_TEXT BLOCK_:
Given that the tax benefits in question were interest and facility fees, what, objectively, was the dominant purpose in relation to each posited scheme cannot be divorced from the borrowing. Even though the narrower formulation of the scheme does not specify borrowing, the borrowing was “an indispensable part of that which produced the tax benefit”: Hart, at [9] per Gleeson CJ and McHugh J. As already mentioned, the borrowing provides the context in which each deduction claimed was incurred.
Both in form and in substance, what the AA Trust incurred were liabilities in respect of interest and facility fees in respect of advances under a prevailing loan facility. In keeping with that form and substance, withholding tax was paid by the AA Trust in respect of its remittances to HWBB.
One submission made by the Commissioner was that:
the AA Trust has not proven the use of the funds for the reasons set out above concerning the use of the HWBB funds and the reasons why these have not been proven to be for the purposes of deriving assessable income or carrying on a business for such purpose.
But one matter to which s 177D(b), by sub-paragraph (iv), directs attention is, “the result in relation to the operation of this Act that, but for this Part, would be achieved by the scheme”. The AA Trust has proven, to the very limited extent revealed above, that, but for the operation of Pt IVA, the result would be that it obtained a deduction under s 8-1 of the ITAA 1997, because it satisfied the elements of that provision.
Other postulates put by the Commissioner which arise for consideration under s 177D(b)(iv) are:
(a)if the AA Trust had not borrowed from HWBB, the conclusion must be that the AA Trust would not have borrowed from any entity because it did not have a use for funds; or, alternatively and in any event,
(b)had the AA Trust not borrowed from HWBB, the conclusion must be that the AA Trust would not have been able to borrow from any entity because the AA Trust has not proven that it could do so.

_Records from a collection_:
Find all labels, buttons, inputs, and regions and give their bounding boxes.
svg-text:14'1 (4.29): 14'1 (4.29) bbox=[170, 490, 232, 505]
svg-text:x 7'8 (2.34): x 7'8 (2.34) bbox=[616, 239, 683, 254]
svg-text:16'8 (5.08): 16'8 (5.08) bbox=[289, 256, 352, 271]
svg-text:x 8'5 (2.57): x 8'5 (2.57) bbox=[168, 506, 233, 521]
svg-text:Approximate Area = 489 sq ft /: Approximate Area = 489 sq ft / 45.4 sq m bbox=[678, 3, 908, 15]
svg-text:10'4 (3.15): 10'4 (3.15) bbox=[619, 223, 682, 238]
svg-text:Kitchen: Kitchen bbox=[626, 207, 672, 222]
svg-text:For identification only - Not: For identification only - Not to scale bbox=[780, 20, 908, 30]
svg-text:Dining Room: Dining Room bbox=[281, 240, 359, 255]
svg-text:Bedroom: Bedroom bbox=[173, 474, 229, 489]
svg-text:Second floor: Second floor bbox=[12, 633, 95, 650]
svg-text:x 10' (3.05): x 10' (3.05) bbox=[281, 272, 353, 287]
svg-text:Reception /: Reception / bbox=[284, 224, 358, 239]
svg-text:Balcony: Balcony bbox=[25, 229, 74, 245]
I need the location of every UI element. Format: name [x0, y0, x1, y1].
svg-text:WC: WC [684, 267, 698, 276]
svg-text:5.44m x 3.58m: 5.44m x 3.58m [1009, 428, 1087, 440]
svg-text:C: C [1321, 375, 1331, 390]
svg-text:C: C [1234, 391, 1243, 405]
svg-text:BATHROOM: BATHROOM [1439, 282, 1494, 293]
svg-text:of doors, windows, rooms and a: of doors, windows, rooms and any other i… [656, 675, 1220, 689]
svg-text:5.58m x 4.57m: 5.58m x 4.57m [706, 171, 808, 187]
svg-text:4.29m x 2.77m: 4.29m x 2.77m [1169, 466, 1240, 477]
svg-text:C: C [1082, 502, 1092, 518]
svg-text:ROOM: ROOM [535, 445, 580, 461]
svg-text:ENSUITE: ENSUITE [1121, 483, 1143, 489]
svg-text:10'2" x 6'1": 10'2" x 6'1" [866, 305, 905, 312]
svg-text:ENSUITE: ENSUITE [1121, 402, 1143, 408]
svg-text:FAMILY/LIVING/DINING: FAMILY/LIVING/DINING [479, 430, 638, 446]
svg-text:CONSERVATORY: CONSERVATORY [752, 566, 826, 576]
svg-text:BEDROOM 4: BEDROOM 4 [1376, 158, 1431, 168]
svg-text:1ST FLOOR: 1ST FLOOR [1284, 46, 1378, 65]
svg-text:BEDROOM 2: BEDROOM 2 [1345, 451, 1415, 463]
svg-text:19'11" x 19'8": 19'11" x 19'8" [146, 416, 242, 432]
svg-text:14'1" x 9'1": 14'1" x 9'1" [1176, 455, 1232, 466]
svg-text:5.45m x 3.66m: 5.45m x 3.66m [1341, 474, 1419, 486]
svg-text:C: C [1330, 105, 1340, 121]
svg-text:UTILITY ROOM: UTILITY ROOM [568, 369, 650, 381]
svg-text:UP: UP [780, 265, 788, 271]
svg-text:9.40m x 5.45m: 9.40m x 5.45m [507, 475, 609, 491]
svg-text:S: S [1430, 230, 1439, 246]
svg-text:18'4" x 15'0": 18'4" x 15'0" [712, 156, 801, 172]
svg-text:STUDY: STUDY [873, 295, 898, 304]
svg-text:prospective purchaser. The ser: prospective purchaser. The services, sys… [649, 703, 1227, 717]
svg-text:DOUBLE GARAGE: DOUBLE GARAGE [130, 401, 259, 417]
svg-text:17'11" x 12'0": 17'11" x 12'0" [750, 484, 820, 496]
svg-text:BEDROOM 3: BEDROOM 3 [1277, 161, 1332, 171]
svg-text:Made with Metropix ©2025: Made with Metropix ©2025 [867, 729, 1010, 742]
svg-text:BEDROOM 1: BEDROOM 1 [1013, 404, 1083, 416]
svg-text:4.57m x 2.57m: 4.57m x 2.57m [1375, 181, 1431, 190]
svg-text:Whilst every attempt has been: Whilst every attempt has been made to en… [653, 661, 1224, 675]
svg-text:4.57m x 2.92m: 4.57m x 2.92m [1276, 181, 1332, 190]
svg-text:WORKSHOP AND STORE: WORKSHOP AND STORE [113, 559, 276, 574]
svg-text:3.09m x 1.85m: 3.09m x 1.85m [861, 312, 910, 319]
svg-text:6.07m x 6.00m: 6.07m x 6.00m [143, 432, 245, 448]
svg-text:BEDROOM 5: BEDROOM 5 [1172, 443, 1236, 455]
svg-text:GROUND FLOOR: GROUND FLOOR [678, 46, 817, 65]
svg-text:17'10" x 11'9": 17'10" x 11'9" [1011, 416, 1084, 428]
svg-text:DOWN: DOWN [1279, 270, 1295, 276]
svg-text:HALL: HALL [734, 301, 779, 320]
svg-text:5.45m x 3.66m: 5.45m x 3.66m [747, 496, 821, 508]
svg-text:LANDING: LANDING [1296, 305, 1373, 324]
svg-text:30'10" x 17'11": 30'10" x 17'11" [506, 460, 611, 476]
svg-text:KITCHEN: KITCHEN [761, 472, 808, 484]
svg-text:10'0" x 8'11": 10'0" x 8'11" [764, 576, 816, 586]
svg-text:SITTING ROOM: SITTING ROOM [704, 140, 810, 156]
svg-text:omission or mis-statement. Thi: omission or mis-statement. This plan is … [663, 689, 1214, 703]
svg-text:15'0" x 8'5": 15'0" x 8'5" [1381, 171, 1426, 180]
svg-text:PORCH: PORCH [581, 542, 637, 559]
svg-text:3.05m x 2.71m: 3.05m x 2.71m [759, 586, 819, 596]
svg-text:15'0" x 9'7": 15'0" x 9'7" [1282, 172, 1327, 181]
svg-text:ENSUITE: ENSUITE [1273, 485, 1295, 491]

_WHAT TO WORK ON_:
1. Output the listing from its start through the line containing "svg-text:10'4 (3.15): 10'4" as a JSON list of strings, one string per line, with blank lines omitted.
2. Write what comes next in the text on the AA Trust's borrowing from HWBB, picking up after its final sentence.
This listing is unrelated to the text on the AA Trust's borrowing.

_RESPONSES IN ORDER_:
1.
[
  "Find all labels, buttons, inputs, and regions and give their bounding boxes.",
  "svg-text:14'1 (4.29): 14'1 (4.29) bbox=[170, 490, 232, 505]",
  "svg-text:x 7'8 (2.34): x 7'8 (2.34) bbox=[616, 239, 683, 254]",
  "svg-text:16'8 (5.08): 16'8 (5.08) bbox=[289, 256, 352, 271]",
  "svg-text:x 8'5 (2.57): x 8'5 (2.57) bbox=[168, 506, 233, 521]",
  "svg-text:Approximate Area = 489 sq ft /: Approximate Area = 489 sq ft / 45.4 sq m bbox=[678, 3, 908, 15]",
  "svg-text:10'4 (3.15): 10'4 (3.15) bbox=[619, 223, 682, 238]"
]

2.
The relationship between the AA Trust and HWBB was qualitatively different to the relationship between HWBB and the clients (or their entities) of Mr Gould’s incorporated accountancy practice who invested in Samoan superannuation funds and, as part of another scheme, already described above, came to take what at least purported to be loans from HWBB. Those clients were not part of a group controlled by Mr Gould and Mr Gould was not causing the entities within that group, including the AA Trust and HWBB, to operate for altruistic reasons.
As already highlighted above when considering the subject of sham, the evidence discloses that the funds held the AA Trust fluctuated markedly. The AA Trust had a need for capital. To the very limited extent to which it has succeeded in relation to its s 8-1 claims in respect of interest and facility fees and the like, it had a need for capital for purposes which fell within either or each of the positive limbs of s 8-1 of the ITAA 1997. Advances from HWBB to it pursuant to the loan facility in place from time to time coincided with when its own financial resources were relatively depleted, including on occasion because it had made a payment of interest which it was obliged to make pursuant to that loan facility. Not just as a result of a matching deposit (as with the clients), HWBB had funds available which it could and did lend to the AA Trust.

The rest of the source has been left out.